WHAT YOU WILL DO: From the listing below, pull out every line where the string "screenshot" appears.

EXERCISE MATERIAL:
◆ ◆ ◆ ◆
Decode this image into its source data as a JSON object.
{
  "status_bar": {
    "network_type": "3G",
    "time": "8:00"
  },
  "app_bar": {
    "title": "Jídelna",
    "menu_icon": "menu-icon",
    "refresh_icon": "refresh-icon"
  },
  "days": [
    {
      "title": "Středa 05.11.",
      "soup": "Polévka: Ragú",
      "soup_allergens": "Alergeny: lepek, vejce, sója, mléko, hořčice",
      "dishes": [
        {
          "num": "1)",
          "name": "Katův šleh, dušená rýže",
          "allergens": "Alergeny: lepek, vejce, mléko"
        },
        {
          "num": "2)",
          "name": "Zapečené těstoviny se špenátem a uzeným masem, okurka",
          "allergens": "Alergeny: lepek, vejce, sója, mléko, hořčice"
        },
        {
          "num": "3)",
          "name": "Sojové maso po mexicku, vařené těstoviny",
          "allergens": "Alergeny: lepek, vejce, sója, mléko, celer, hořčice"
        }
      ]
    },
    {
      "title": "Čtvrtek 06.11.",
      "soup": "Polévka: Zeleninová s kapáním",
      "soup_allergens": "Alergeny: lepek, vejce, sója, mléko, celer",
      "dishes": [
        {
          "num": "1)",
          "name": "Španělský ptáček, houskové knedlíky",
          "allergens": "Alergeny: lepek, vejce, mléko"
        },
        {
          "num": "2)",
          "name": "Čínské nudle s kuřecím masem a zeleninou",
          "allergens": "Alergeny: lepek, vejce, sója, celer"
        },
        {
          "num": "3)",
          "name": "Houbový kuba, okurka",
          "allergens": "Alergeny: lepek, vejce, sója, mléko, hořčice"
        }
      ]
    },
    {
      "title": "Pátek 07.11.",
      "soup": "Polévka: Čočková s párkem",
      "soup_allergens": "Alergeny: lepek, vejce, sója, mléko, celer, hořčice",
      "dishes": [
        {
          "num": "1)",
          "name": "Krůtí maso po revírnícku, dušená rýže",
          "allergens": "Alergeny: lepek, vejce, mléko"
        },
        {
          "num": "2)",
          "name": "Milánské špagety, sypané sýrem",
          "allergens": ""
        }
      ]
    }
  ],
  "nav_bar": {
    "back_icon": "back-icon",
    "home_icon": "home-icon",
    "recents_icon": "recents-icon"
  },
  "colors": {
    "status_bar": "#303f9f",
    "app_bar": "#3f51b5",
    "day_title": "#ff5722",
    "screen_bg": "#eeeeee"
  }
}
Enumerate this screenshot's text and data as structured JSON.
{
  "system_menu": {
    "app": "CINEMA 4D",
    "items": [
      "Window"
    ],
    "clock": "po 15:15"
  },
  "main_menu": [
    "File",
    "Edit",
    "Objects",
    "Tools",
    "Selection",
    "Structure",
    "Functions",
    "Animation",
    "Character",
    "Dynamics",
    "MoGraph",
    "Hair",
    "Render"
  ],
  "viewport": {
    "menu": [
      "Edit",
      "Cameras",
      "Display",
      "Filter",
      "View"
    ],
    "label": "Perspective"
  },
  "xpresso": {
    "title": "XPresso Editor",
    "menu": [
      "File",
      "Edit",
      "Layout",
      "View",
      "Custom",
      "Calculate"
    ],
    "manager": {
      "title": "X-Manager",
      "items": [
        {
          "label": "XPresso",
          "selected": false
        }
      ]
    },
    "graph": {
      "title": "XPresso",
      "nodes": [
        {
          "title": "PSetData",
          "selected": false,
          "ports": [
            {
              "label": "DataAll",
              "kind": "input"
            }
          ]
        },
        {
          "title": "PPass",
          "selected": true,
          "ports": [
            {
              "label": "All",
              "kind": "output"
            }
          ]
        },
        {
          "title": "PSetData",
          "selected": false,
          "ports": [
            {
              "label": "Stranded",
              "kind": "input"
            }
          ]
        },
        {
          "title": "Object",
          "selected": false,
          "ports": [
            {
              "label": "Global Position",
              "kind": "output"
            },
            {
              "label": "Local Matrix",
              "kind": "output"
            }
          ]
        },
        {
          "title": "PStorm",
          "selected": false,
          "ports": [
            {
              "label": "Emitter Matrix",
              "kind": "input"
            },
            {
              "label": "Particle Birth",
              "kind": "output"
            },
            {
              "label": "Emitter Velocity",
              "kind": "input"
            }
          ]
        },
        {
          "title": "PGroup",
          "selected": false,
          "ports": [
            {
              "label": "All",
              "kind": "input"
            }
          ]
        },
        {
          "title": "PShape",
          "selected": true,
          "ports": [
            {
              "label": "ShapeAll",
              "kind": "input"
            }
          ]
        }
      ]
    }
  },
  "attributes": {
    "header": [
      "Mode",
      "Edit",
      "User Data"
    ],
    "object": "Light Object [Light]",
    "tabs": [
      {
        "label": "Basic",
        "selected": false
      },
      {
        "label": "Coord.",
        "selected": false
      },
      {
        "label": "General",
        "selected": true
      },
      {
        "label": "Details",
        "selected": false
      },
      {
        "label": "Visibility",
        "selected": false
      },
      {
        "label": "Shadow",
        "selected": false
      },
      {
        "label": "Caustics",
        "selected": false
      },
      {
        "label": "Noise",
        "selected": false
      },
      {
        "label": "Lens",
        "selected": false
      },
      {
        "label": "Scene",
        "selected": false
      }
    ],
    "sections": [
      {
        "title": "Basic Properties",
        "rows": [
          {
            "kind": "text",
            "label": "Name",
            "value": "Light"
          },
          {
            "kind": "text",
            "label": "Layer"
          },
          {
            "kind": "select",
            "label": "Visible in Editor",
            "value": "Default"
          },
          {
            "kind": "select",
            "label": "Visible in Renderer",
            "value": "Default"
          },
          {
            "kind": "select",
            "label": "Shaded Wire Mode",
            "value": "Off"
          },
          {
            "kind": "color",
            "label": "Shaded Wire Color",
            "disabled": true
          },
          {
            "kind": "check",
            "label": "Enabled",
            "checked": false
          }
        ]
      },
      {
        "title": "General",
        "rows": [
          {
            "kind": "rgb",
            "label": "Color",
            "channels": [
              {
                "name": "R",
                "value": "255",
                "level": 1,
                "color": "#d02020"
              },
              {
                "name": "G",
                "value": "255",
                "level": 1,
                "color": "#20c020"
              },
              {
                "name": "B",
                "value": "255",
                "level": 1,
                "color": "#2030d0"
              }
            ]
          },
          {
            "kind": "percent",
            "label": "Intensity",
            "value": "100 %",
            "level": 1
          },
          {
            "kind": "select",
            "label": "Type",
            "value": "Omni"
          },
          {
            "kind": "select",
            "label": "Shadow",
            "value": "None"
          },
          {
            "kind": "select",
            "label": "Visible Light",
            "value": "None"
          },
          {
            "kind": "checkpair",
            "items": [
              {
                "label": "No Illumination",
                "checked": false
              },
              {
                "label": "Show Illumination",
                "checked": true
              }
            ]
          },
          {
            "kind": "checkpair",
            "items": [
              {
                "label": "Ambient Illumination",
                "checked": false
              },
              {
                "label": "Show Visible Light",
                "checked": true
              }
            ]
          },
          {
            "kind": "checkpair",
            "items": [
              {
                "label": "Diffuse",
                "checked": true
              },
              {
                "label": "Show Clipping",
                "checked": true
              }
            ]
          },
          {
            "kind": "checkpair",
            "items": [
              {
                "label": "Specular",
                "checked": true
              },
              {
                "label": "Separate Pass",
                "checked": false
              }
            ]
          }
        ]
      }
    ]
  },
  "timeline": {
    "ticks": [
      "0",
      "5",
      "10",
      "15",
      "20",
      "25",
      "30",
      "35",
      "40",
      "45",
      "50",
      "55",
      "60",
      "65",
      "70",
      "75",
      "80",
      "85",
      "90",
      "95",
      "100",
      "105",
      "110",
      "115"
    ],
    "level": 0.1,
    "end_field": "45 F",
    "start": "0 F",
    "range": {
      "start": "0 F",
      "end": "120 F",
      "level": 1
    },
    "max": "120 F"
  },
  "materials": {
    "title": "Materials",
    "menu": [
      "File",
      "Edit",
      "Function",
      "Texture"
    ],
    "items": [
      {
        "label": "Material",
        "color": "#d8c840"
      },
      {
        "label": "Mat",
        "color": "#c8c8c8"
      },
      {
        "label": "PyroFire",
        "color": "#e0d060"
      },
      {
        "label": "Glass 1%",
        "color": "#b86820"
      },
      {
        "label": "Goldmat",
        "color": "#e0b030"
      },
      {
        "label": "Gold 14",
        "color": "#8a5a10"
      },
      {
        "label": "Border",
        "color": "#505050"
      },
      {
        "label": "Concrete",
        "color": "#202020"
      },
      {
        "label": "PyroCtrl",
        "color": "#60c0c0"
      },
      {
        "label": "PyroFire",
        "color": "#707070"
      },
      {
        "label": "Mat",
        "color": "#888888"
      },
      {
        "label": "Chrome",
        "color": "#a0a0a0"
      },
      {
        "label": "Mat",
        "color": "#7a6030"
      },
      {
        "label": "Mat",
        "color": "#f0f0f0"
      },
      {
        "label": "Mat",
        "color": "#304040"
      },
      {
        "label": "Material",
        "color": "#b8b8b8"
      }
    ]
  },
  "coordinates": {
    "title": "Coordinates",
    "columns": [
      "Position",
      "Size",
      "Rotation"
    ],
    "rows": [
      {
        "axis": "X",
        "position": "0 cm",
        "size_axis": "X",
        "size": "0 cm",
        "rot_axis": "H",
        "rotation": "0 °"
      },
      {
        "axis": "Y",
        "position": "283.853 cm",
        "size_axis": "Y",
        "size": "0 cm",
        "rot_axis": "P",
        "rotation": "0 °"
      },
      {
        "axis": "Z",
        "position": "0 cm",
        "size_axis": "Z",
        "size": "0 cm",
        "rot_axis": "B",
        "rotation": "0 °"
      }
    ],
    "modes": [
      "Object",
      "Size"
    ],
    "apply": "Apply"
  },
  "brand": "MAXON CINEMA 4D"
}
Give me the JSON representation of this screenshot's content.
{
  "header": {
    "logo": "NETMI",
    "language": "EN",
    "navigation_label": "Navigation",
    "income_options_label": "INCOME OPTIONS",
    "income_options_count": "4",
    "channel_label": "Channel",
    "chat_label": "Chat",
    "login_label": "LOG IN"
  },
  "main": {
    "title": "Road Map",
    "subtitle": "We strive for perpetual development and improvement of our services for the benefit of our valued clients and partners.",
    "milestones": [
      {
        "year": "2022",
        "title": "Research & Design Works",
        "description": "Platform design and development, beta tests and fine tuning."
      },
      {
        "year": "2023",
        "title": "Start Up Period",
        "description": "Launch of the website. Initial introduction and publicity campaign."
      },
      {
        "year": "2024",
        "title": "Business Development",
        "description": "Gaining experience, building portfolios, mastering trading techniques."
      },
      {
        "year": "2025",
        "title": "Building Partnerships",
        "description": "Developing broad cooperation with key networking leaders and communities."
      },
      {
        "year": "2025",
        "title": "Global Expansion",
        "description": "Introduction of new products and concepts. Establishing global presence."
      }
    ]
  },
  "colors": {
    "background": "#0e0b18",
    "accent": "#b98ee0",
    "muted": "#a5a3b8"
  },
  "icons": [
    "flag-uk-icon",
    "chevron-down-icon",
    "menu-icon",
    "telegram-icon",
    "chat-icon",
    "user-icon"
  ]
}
◆ ◆ ◆ ◆
WRITTEN ANSWER:
Enumerate this screenshot's text and data as structured JSON.
Give me the JSON representation of this screenshot's content.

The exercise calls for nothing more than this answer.